READING PASSAGE
====
Set-down: Hinge and lower the bells with the same control as the pick-up. Dropping them removes the eccentric loading that reinforces the hip hinge pattern and increases the asymmetric fatigue between reps.
Kettlebell vs. Dumbbell vs. Trap Bar: Choosing the Right Tool
Each implement serves a distinct role in carry training. They are not interchangeable.
Kettlebells are the grip development and volume accumulation tool. The lower centre of mass creates a slightly more stable carry, making them well-suited for high-volume sessions and race-simulation work. The horn grip variation provides grip overload without weight changes. Best for: athletes building carry capacity from scratch, gym environments where dumbbells are scarce, and grip-targeted accessory work.
Dumbbells are the race-specific tool. The HYROX® station uses dumbbell-shaped handles. If your race is within 6 weeks, the majority of your carry work should use dumbbells to maximise movement specificity. See the dumbbell farmers carry article for dumbbell-specific loading progressions.
Trap bars are the overloading tool. The centred load geometry and thick handles allow you to carry 20–40% above race weight before form breaks — a stimulus kettlebells and dumbbells cannot reach at equivalent grip quality. Best for strength phases, maximum load training, and posterior chain development well above race weight.
One-arm carries (dumbbell or kettlebell) build anti-lateral-flexion core stiffness and expose side-to-side imbalances. They are an accessory to bilateral work, not a replacement. For programming detail, the one-arm farmers carry post covers the integration protocols.
For a complete breakdown of how these variations slot across a full training block, the HYROX® Farmers Carry guide maps the progression from first carry session to race week.
Fitting Kettlebell Carries Into Your Training Week
The kettlebell farmers carry is a high-demand accessory movement. It competes with your running volume, your primary strength work, and your recovery. Placement within the week matters more than many athletes expect.
Recommended placement:
- Pair with a lower-body or posterior-chain strength session (hip hinge focus, deadlift day)
====
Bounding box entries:
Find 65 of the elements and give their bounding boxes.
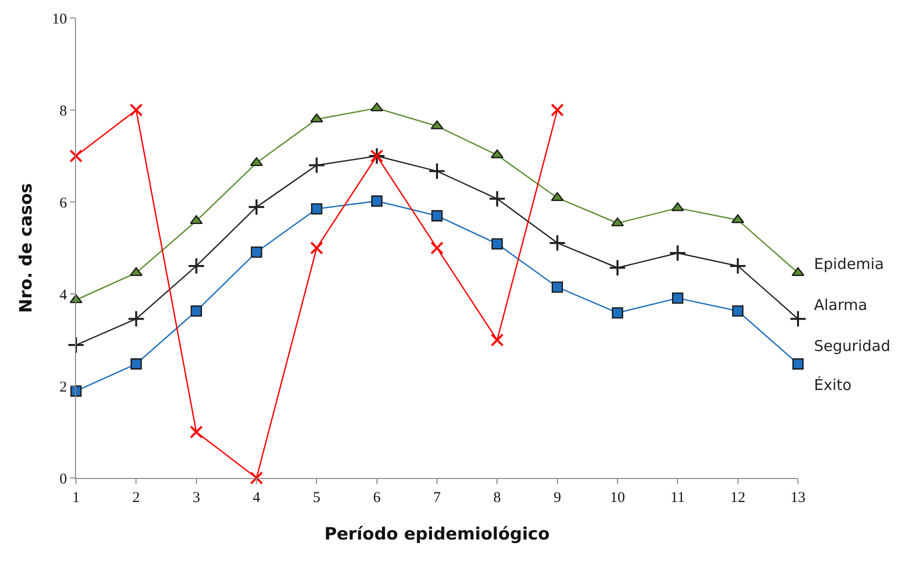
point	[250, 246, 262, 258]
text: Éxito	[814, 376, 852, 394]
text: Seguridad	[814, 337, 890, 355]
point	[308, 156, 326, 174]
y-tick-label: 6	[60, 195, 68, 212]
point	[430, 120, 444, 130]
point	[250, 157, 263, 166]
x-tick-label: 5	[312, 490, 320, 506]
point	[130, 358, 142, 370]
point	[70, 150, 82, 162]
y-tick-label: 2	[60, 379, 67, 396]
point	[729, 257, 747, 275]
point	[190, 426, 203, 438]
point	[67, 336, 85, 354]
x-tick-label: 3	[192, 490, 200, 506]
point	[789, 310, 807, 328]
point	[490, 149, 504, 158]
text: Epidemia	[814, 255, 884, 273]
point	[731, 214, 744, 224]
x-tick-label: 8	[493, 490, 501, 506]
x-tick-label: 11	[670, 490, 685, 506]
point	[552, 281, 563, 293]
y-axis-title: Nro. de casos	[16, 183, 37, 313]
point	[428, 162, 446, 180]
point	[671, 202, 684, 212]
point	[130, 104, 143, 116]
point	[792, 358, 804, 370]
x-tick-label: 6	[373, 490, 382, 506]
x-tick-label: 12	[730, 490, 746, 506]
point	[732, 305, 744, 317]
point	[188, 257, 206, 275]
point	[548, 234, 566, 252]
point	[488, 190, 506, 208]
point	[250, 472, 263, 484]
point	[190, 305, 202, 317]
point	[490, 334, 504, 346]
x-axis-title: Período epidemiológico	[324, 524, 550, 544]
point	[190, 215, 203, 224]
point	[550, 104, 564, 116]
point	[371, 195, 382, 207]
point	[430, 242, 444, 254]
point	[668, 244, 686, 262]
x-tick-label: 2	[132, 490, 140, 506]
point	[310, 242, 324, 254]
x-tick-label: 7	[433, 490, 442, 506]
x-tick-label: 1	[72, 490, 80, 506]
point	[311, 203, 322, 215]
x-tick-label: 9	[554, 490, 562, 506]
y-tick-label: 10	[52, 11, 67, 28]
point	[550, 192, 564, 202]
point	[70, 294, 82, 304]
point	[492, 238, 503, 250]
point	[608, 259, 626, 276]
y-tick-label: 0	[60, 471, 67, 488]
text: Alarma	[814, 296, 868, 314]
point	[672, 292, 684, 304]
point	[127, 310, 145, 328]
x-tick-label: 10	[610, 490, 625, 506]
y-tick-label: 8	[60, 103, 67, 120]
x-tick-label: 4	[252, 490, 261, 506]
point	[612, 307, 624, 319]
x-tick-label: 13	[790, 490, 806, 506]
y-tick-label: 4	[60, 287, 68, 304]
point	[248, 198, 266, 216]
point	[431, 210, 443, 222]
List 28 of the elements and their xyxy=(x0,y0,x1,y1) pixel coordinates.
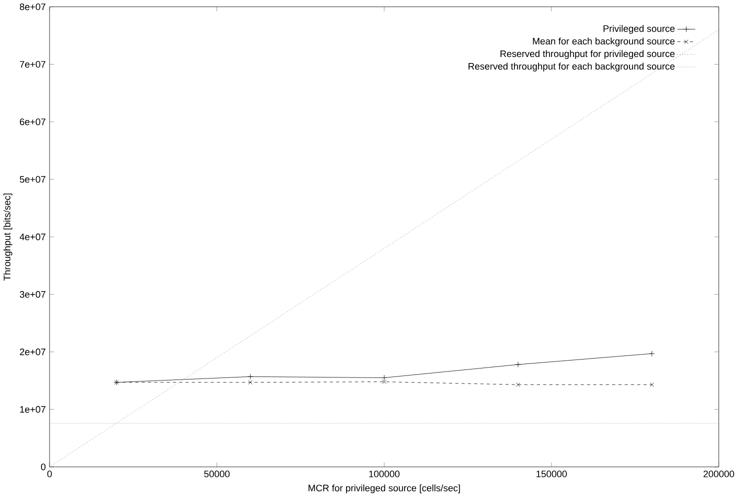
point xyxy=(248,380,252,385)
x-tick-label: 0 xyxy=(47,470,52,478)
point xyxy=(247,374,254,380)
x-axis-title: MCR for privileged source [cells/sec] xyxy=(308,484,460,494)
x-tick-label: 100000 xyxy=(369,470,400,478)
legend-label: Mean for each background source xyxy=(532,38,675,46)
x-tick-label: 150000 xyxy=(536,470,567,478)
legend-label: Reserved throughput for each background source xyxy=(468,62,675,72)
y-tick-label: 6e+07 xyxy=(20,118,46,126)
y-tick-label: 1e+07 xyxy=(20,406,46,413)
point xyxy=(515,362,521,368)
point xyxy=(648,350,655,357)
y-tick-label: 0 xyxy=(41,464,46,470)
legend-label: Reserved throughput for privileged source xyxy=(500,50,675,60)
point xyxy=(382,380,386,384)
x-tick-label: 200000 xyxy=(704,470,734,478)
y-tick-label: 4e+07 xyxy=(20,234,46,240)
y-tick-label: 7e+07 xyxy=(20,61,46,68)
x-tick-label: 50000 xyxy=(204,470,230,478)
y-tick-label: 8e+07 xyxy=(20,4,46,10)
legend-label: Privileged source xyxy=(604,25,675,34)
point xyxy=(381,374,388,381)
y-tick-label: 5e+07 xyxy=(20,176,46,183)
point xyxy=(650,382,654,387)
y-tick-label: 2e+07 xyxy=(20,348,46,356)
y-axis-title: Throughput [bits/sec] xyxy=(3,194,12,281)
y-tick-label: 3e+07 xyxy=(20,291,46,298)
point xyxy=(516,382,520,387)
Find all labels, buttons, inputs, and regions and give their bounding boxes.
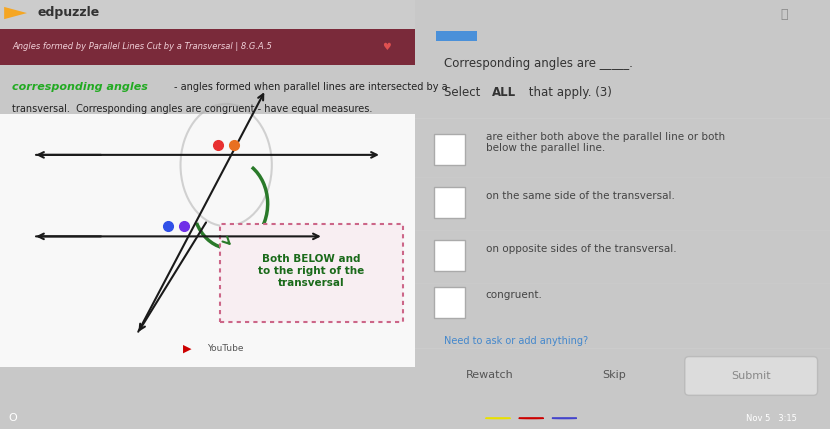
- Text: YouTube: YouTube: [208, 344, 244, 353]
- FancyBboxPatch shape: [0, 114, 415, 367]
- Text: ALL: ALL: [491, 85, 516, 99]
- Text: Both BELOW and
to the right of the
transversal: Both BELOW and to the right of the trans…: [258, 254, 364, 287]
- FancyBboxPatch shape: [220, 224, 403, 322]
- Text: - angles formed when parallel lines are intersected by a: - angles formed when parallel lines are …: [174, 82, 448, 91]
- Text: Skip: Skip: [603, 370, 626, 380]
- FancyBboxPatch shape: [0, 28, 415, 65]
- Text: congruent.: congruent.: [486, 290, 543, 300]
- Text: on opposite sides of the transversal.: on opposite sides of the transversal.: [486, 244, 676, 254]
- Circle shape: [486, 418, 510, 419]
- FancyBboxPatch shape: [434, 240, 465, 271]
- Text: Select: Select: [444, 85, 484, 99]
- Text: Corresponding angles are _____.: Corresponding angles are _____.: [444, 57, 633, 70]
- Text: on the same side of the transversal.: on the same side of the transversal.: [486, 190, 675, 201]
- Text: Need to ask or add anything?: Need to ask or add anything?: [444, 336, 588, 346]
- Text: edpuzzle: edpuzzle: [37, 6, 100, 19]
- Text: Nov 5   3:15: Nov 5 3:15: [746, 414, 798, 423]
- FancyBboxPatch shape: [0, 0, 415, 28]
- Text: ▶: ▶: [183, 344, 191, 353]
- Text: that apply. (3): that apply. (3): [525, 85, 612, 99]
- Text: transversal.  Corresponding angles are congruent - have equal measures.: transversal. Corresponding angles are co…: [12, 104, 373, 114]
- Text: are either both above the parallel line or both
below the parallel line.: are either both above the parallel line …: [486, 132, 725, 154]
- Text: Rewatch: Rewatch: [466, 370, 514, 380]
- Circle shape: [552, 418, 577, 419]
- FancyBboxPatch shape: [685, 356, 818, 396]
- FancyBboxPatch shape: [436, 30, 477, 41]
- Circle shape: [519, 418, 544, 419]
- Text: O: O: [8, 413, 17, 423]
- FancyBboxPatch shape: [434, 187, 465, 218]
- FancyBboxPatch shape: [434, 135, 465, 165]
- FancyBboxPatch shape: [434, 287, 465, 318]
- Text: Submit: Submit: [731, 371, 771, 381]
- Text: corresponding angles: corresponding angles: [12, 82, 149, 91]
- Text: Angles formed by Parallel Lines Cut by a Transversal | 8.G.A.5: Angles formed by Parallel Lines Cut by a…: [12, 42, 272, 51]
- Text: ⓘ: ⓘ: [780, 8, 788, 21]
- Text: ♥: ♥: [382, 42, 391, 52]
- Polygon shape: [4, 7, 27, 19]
====
WRITTEN REQUEST 1
According to the kettlebell carry text, why should most carry work use dumbbells when a race is within six weeks?
WRITTEN REQUEST 2
Retype part of the kettlebell carry text, starting with "Kettlebells are the" and going on through "grip-targeted accessory work.".
WRITTEN REQUEST 3
Continue the kettlebell carry text from where it stops.

EXERCISE RESULT 1
The HYROX® station uses dumbbell-shaped handles. Training mostly with dumbbells in those final weeks therefore maximizes movement specificity.

EXERCISE RESULT 2
Kettlebells are the grip development and volume accumulation tool. The lower centre of mass creates a slightly more stable carry, making them well-suited for high-volume sessions and race-simulation work. The horn grip variation provides grip overload without weight changes. Best for: athletes building carry capacity from scratch, gym environments where dumbbells are scarce, and grip-targeted accessory work.

EXERCISE RESULT 3
- Schedule at least 48 hours before a long run or high-intensity interval session
- In weeks that include a race-simulation carry block (Protocol B), reduce heavy lower-body volume by 15–20% to manage total posterior chain load
What to avoid:
- Kettlebell carries the session before a threshold run — grip and erector fatigue alters running mechanics and increases injury risk
- Maximum-load sessions (Protocol C) in the final 2 weeks before race day — this is taper territory, not stimulus territory
- Programming both heavy carries and heavy Romanian deadlifts in the same session without reducing one of them — the combined posterior chain demand is excessive
Sample placement in an 8-week-out training week:
- Monday: Lower body strength + 3×100 m KB carry at race weight as finisher
- Wednesday: Run intervals + sled work
- Friday: HYROX® conditioning circuit — Protocol B carry (run → carry → run)
- Sunday: Long aerobic run
The HYROX® training plan guide covers full weekly structure for different race categories and experience levels, including how to slot carry work against running volume across a 12-week block[6]. For session design across the full HYROX® exercise set, the HYROX® workout guide provides the broader conditioning context.
Comparing Suitcase Carries and Bilateral Carries
Some athletes add suitcase carries — a single-arm carry where the free arm hangs at the side — to their rotation and wonder whether it belongs before or instead of bilateral work. The short answer: it belongs alongside bilateral work, not instead of it.
The suitcase carry trains anti-lateral-flexion directly. Your obliques, quadratus lumborum, and contralateral erectors resist the side-bending force of the single loaded arm. That is a useful quality for HYROX® athletes because it builds the core stiffness that keeps your torso from swaying during the bilateral race carry. The more you can resist lateral collapse on one side, the more efficient your bilateral carry becomes.
But the bilateral carry remains the race-specific pattern. You will carry two handles simultaneously for 200 m. Your training must include that bilateral stimulus at or above race weight to condition the grip, posterior chain, and coordination in the exact race pattern. For a head-to-head comparison of how suitcase and bilateral carry training protocols differ in their outputs, see the suitcase vs farmers carry breakdown.
The optimal combination across a 12-week block: bilateral carry as the primary movement (Protocol A, B, or C) at every session; suitcase carry as a targeted accessory for athletes who show lateral trunk drift or side-to-side imbalance in bilateral carry assessment.
Frequently Asked Questions
Q: Can I use kettlebells if my gym only has 24 kg and 32 kg — nothing between?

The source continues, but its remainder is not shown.